__DIRECTIVE__. Omit the pictures, please, and give each record below again exactly.

__DATA__.
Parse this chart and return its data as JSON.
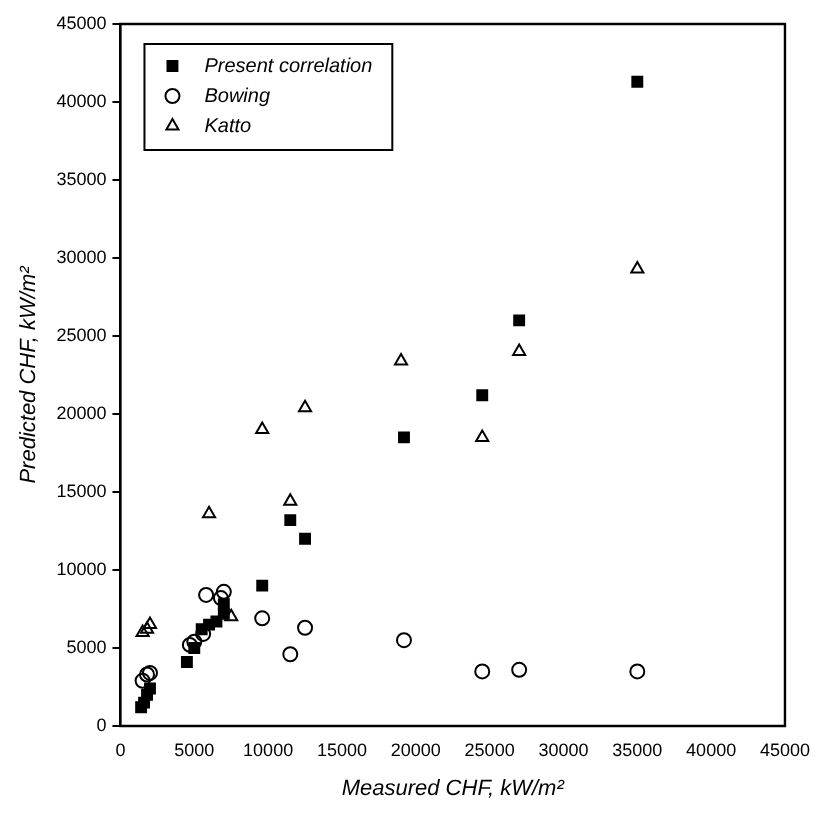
{
  "chart_data": {
    "type": "scatter",
    "xlabel": "Measured CHF, kW/m²",
    "ylabel": "Predicted CHF, kW/m²",
    "xlim": [
      0,
      45000
    ],
    "ylim": [
      0,
      45000
    ],
    "xticks": [
      0,
      5000,
      10000,
      15000,
      20000,
      25000,
      30000,
      35000,
      40000,
      45000
    ],
    "yticks": [
      0,
      5000,
      10000,
      15000,
      20000,
      25000,
      30000,
      35000,
      40000,
      45000
    ],
    "grid": false,
    "legend": "top left",
    "series": [
      {
        "name": "Present correlation",
        "color": "#000000",
        "marker": "square",
        "x": [
          1400,
          1600,
          1800,
          2000,
          4500,
          5000,
          5500,
          6000,
          6500,
          7000,
          7000,
          9600,
          11500,
          12500,
          19200,
          24500,
          27000,
          35000
        ],
        "values": [
          1200,
          1500,
          2000,
          2400,
          4100,
          5000,
          6200,
          6500,
          6700,
          7200,
          7800,
          9000,
          13200,
          12000,
          18500,
          21200,
          26000,
          41300
        ]
      },
      {
        "name": "Bowing",
        "color": "#000000",
        "marker": "circle",
        "x": [
          1500,
          1800,
          2000,
          4700,
          5000,
          5600,
          5800,
          6800,
          7000,
          9600,
          11500,
          12500,
          19200,
          24500,
          27000,
          35000
        ],
        "values": [
          2900,
          3300,
          3400,
          5200,
          5400,
          5900,
          8400,
          8200,
          8600,
          6900,
          4600,
          6300,
          5500,
          3500,
          3600,
          3500
        ]
      },
      {
        "name": "Katto",
        "color": "#000000",
        "marker": "triangle",
        "x": [
          1500,
          1800,
          2000,
          6000,
          7500,
          9600,
          11500,
          12500,
          19000,
          24500,
          27000,
          35000
        ],
        "values": [
          6000,
          6200,
          6500,
          13600,
          7000,
          19000,
          14400,
          20400,
          23400,
          18500,
          24000,
          29300
        ]
      }
    ]
  }
}
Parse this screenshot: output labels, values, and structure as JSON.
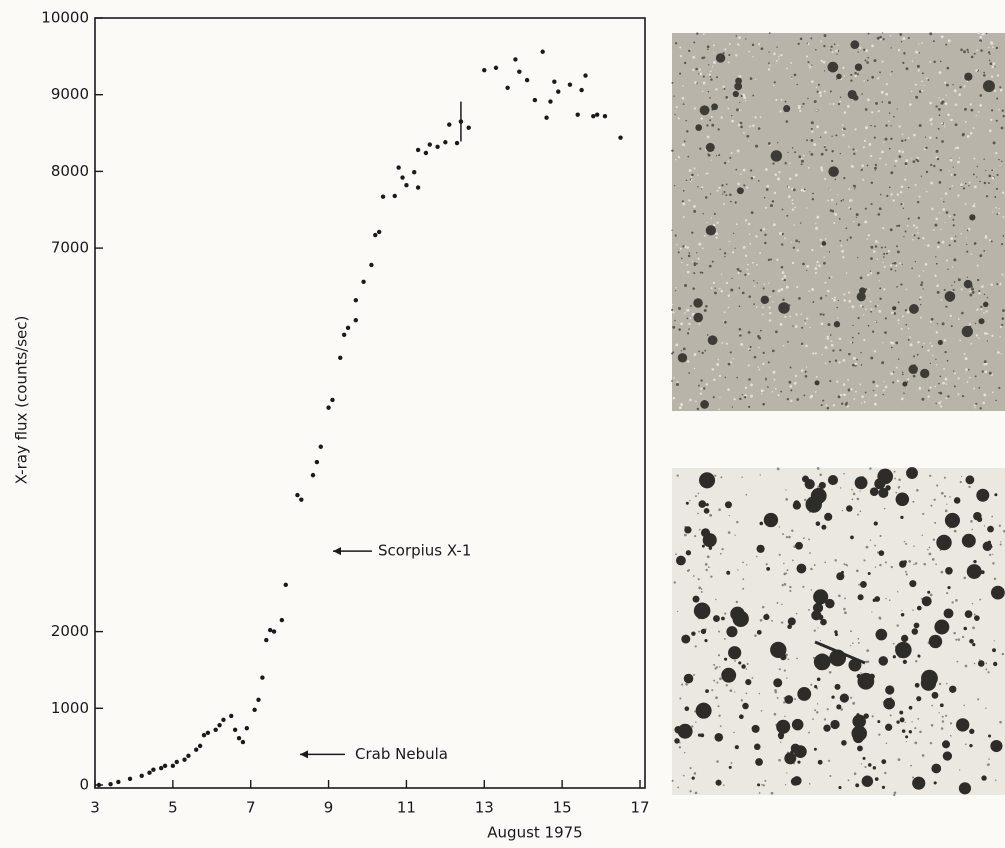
{
  "chart_data": {
    "type": "scatter",
    "x_label": "August 1975",
    "y_label": "X-ray flux (counts/sec)",
    "xlim": [
      3,
      17
    ],
    "xticks": [
      3,
      5,
      7,
      9,
      11,
      13,
      15,
      17
    ],
    "ylim": [
      0,
      10000
    ],
    "yticks": [
      0,
      1000,
      2000,
      7000,
      8000,
      9000,
      10000
    ],
    "color": "#1a1a1a",
    "annotations": [
      {
        "text": "Scorpius X-1",
        "y": 3050
      },
      {
        "text": "Crab Nebula",
        "y": 400
      }
    ],
    "x": [
      3.1,
      3.4,
      3.6,
      3.9,
      4.2,
      4.4,
      4.5,
      4.7,
      4.8,
      5.0,
      5.1,
      5.3,
      5.4,
      5.6,
      5.7,
      5.8,
      5.9,
      6.1,
      6.2,
      6.3,
      6.5,
      6.6,
      6.7,
      6.8,
      6.9,
      7.1,
      7.2,
      7.3,
      7.4,
      7.5,
      7.6,
      7.8,
      7.9,
      8.2,
      8.3,
      8.6,
      8.7,
      8.8,
      9.0,
      9.1,
      9.3,
      9.4,
      9.5,
      9.7,
      9.7,
      9.9,
      10.1,
      10.2,
      10.3,
      10.4,
      10.7,
      10.8,
      10.9,
      11.0,
      11.2,
      11.3,
      11.3,
      11.5,
      11.6,
      11.8,
      12.0,
      12.1,
      12.3,
      12.4,
      12.6,
      13.0,
      13.3,
      13.6,
      13.8,
      13.9,
      14.1,
      14.3,
      14.5,
      14.6,
      14.7,
      14.8,
      14.9,
      15.2,
      15.4,
      15.5,
      15.6,
      15.8,
      15.9,
      16.1,
      16.5
    ],
    "values": [
      0,
      10,
      40,
      80,
      120,
      160,
      200,
      220,
      250,
      250,
      300,
      330,
      380,
      460,
      510,
      650,
      680,
      720,
      780,
      850,
      900,
      720,
      610,
      560,
      740,
      980,
      1110,
      1400,
      1890,
      2020,
      2000,
      2150,
      2610,
      3780,
      3720,
      4040,
      4210,
      4410,
      4920,
      5020,
      5570,
      5870,
      5960,
      6060,
      6320,
      6560,
      6780,
      7170,
      7210,
      7670,
      7680,
      8050,
      7920,
      7820,
      7990,
      7790,
      8280,
      8240,
      8350,
      8320,
      8380,
      8610,
      8370,
      8650,
      8570,
      9320,
      9350,
      9090,
      9460,
      9300,
      9190,
      8930,
      9560,
      8700,
      8910,
      9170,
      9040,
      9130,
      8740,
      9060,
      9250,
      8720,
      8740,
      8720,
      8440
    ],
    "error_bars": [
      {
        "x": 12.4,
        "y": 8650,
        "error": 260
      }
    ]
  }
}
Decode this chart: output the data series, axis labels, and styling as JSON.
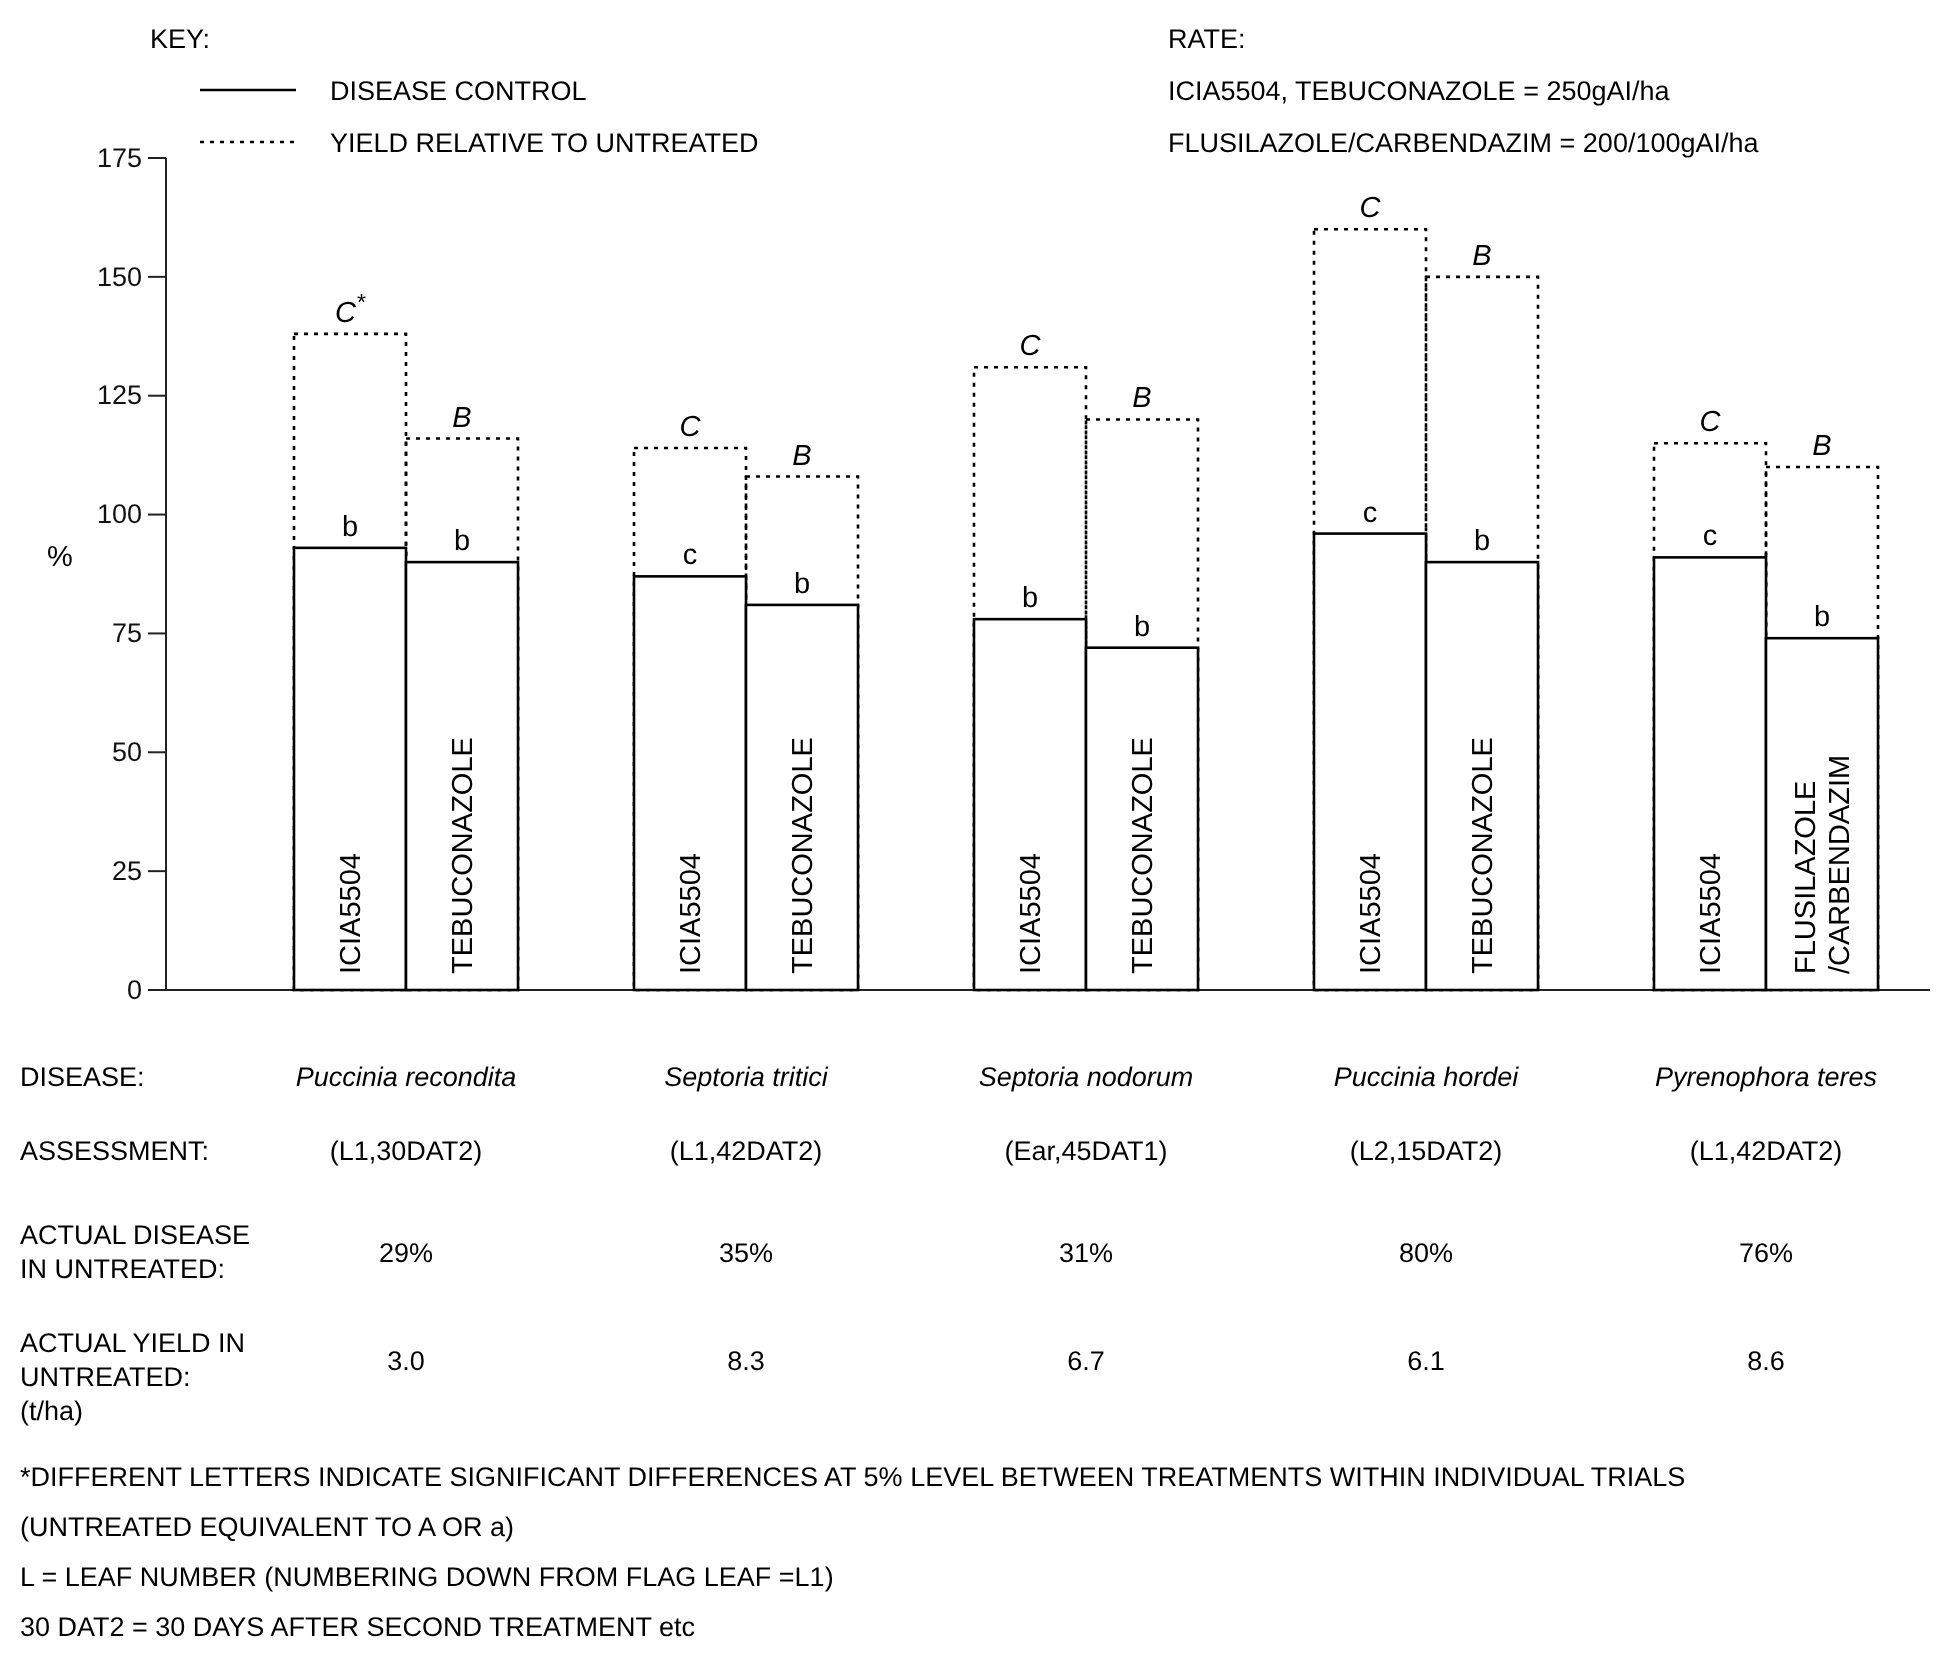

__RESULT FOR THIS EXERCISE__.
Parse this chart and return its data as JSON.
{
  "chart_data": {
    "type": "scatter",
    "xlabel": "Measured CHF, kW/m²",
    "ylabel": "Predicted CHF, kW/m²",
    "xlim": [
      0,
      45000
    ],
    "ylim": [
      0,
      45000
    ],
    "xticks": [
      0,
      5000,
      10000,
      15000,
      20000,
      25000,
      30000,
      35000,
      40000,
      45000
    ],
    "yticks": [
      0,
      5000,
      10000,
      15000,
      20000,
      25000,
      30000,
      35000,
      40000,
      45000
    ],
    "grid": false,
    "legend": "top left",
    "series": [
      {
        "name": "Present correlation",
        "color": "#000000",
        "marker": "square",
        "x": [
          1400,
          1600,
          1800,
          2000,
          4500,
          5000,
          5500,
          6000,
          6500,
          7000,
          7000,
          9600,
          11500,
          12500,
          19200,
          24500,
          27000,
          35000
        ],
        "values": [
          1200,
          1500,
          2000,
          2400,
          4100,
          5000,
          6200,
          6500,
          6700,
          7200,
          7800,
          9000,
          13200,
          12000,
          18500,
          21200,
          26000,
          41300
        ]
      },
      {
        "name": "Bowing",
        "color": "#000000",
        "marker": "circle",
        "x": [
          1500,
          1800,
          2000,
          4700,
          5000,
          5600,
          5800,
          6800,
          7000,
          9600,
          11500,
          12500,
          19200,
          24500,
          27000,
          35000
        ],
        "values": [
          2900,
          3300,
          3400,
          5200,
          5400,
          5900,
          8400,
          8200,
          8600,
          6900,
          4600,
          6300,
          5500,
          3500,
          3600,
          3500
        ]
      },
      {
        "name": "Katto",
        "color": "#000000",
        "marker": "triangle",
        "x": [
          1500,
          1800,
          2000,
          6000,
          7500,
          9600,
          11500,
          12500,
          19000,
          24500,
          27000,
          35000
        ],
        "values": [
          6000,
          6200,
          6500,
          13600,
          7000,
          19000,
          14400,
          20400,
          23400,
          18500,
          24000,
          29300
        ]
      }
    ]
  }
}
Parse this screenshot: output labels, values, and structure as JSON.
{
  "chart_data": {
    "type": "scatter",
    "x_label": "August 1975",
    "y_label": "X-ray flux (counts/sec)",
    "xlim": [
      3,
      17
    ],
    "xticks": [
      3,
      5,
      7,
      9,
      11,
      13,
      15,
      17
    ],
    "ylim": [
      0,
      10000
    ],
    "yticks": [
      0,
      1000,
      2000,
      7000,
      8000,
      9000,
      10000
    ],
    "color": "#1a1a1a",
    "annotations": [
      {
        "text": "Scorpius X-1",
        "y": 3050
      },
      {
        "text": "Crab Nebula",
        "y": 400
      }
    ],
    "x": [
      3.1,
      3.4,
      3.6,
      3.9,
      4.2,
      4.4,
      4.5,
      4.7,
      4.8,
      5.0,
      5.1,
      5.3,
      5.4,
      5.6,
      5.7,
      5.8,
      5.9,
      6.1,
      6.2,
      6.3,
      6.5,
      6.6,
      6.7,
      6.8,
      6.9,
      7.1,
      7.2,
      7.3,
      7.4,
      7.5,
      7.6,
      7.8,
      7.9,
      8.2,
      8.3,
      8.6,
      8.7,
      8.8,
      9.0,
      9.1,
      9.3,
      9.4,
      9.5,
      9.7,
      9.7,
      9.9,
      10.1,
      10.2,
      10.3,
      10.4,
      10.7,
      10.8,
      10.9,
      11.0,
      11.2,
      11.3,
      11.3,
      11.5,
      11.6,
      11.8,
      12.0,
      12.1,
      12.3,
      12.4,
      12.6,
      13.0,
      13.3,
      13.6,
      13.8,
      13.9,
      14.1,
      14.3,
      14.5,
      14.6,
      14.7,
      14.8,
      14.9,
      15.2,
      15.4,
      15.5,
      15.6,
      15.8,
      15.9,
      16.1,
      16.5
    ],
    "values": [
      0,
      10,
      40,
      80,
      120,
      160,
      200,
      220,
      250,
      250,
      300,
      330,
      380,
      460,
      510,
      650,
      680,
      720,
      780,
      850,
      900,
      720,
      610,
      560,
      740,
      980,
      1110,
      1400,
      1890,
      2020,
      2000,
      2150,
      2610,
      3780,
      3720,
      4040,
      4210,
      4410,
      4920,
      5020,
      5570,
      5870,
      5960,
      6060,
      6320,
      6560,
      6780,
      7170,
      7210,
      7670,
      7680,
      8050,
      7920,
      7820,
      7990,
      7790,
      8280,
      8240,
      8350,
      8320,
      8380,
      8610,
      8370,
      8650,
      8570,
      9320,
      9350,
      9090,
      9460,
      9300,
      9190,
      8930,
      9560,
      8700,
      8910,
      9170,
      9040,
      9130,
      8740,
      9060,
      9250,
      8720,
      8740,
      8720,
      8440
    ],
    "error_bars": [
      {
        "x": 12.4,
        "y": 8650,
        "error": 260
      }
    ]
  }
}
Decode this chart: output the data series, axis labels, and styling as JSON.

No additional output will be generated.